SHORT TASK —
Copy all entries without alteration and skip the pictures they hold.

Figure content listings —
▶

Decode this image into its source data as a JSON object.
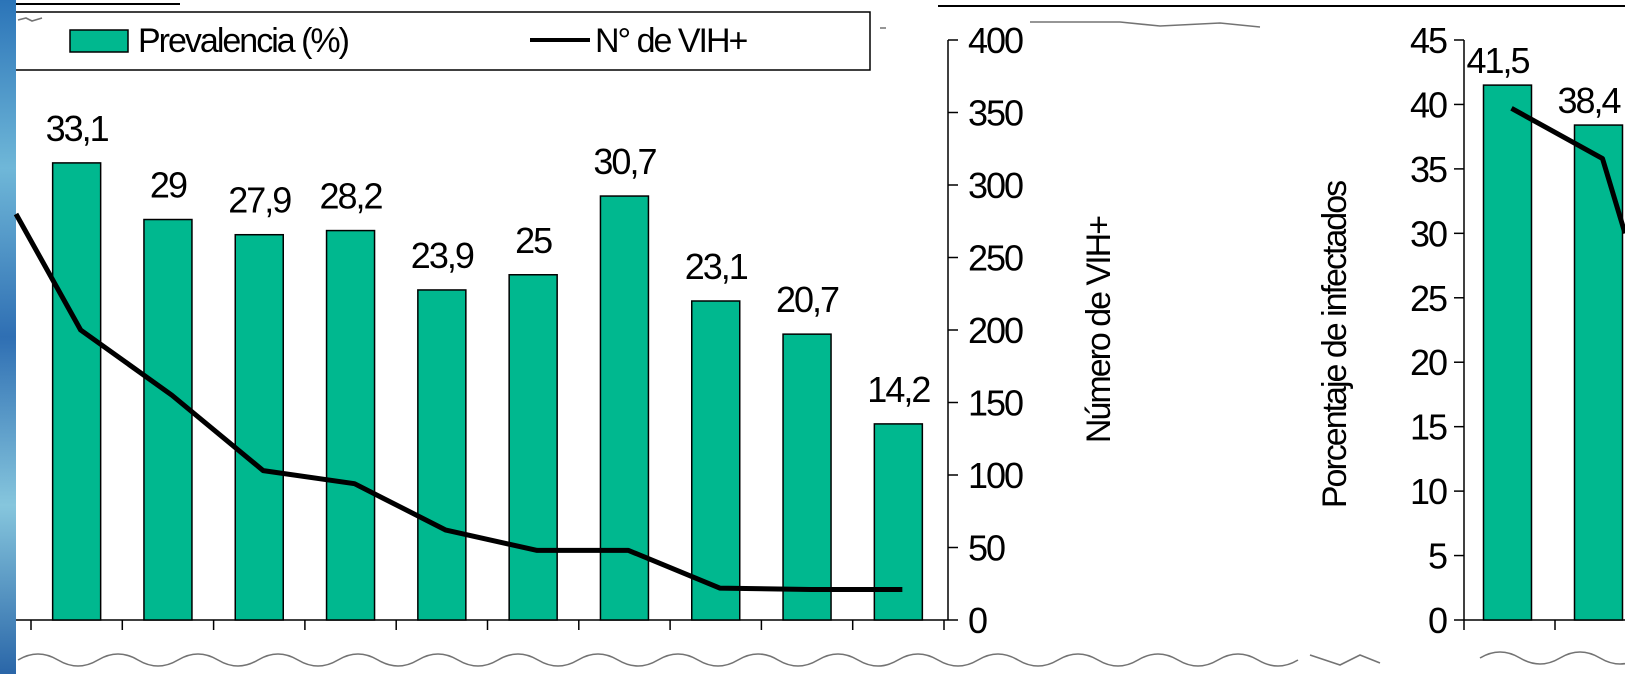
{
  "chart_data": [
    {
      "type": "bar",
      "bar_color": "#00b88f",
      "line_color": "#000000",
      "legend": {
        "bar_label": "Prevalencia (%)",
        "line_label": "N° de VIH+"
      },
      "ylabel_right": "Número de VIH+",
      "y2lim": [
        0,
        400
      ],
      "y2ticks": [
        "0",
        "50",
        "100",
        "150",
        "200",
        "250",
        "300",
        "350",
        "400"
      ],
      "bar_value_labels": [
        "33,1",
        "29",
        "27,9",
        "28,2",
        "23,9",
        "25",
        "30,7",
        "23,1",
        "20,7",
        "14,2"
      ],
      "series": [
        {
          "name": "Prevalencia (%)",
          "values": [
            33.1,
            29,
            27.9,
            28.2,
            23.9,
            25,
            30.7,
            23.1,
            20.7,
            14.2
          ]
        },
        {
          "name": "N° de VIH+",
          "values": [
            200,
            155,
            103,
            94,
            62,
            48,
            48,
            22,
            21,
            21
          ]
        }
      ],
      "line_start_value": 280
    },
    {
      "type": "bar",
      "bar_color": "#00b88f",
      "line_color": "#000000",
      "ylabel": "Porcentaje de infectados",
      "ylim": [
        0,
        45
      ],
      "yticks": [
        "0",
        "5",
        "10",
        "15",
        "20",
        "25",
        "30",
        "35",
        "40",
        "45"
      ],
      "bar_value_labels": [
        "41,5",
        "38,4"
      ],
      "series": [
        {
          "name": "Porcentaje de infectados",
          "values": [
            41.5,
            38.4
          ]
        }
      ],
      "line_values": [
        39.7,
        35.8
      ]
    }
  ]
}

◀

EXERCISE OUTPUT —
Decode this image into its source data as a JSON object.
{
  "chart_data": [
    {
      "type": "bar",
      "bar_color": "#00b88f",
      "line_color": "#000000",
      "legend": {
        "bar_label": "Prevalencia (%)",
        "line_label": "N° de VIH+"
      },
      "ylabel_right": "Número de VIH+",
      "y2lim": [
        0,
        400
      ],
      "y2ticks": [
        "0",
        "50",
        "100",
        "150",
        "200",
        "250",
        "300",
        "350",
        "400"
      ],
      "bar_value_labels": [
        "33,1",
        "29",
        "27,9",
        "28,2",
        "23,9",
        "25",
        "30,7",
        "23,1",
        "20,7",
        "14,2"
      ],
      "series": [
        {
          "name": "Prevalencia (%)",
          "values": [
            33.1,
            29,
            27.9,
            28.2,
            23.9,
            25,
            30.7,
            23.1,
            20.7,
            14.2
          ]
        },
        {
          "name": "N° de VIH+",
          "values": [
            200,
            155,
            103,
            94,
            62,
            48,
            48,
            22,
            21,
            21
          ]
        }
      ],
      "line_start_value": 280
    },
    {
      "type": "bar",
      "bar_color": "#00b88f",
      "line_color": "#000000",
      "ylabel": "Porcentaje de infectados",
      "ylim": [
        0,
        45
      ],
      "yticks": [
        "0",
        "5",
        "10",
        "15",
        "20",
        "25",
        "30",
        "35",
        "40",
        "45"
      ],
      "bar_value_labels": [
        "41,5",
        "38,4"
      ],
      "series": [
        {
          "name": "Porcentaje de infectados",
          "values": [
            41.5,
            38.4
          ]
        }
      ],
      "line_values": [
        39.7,
        35.8
      ]
    }
  ]
}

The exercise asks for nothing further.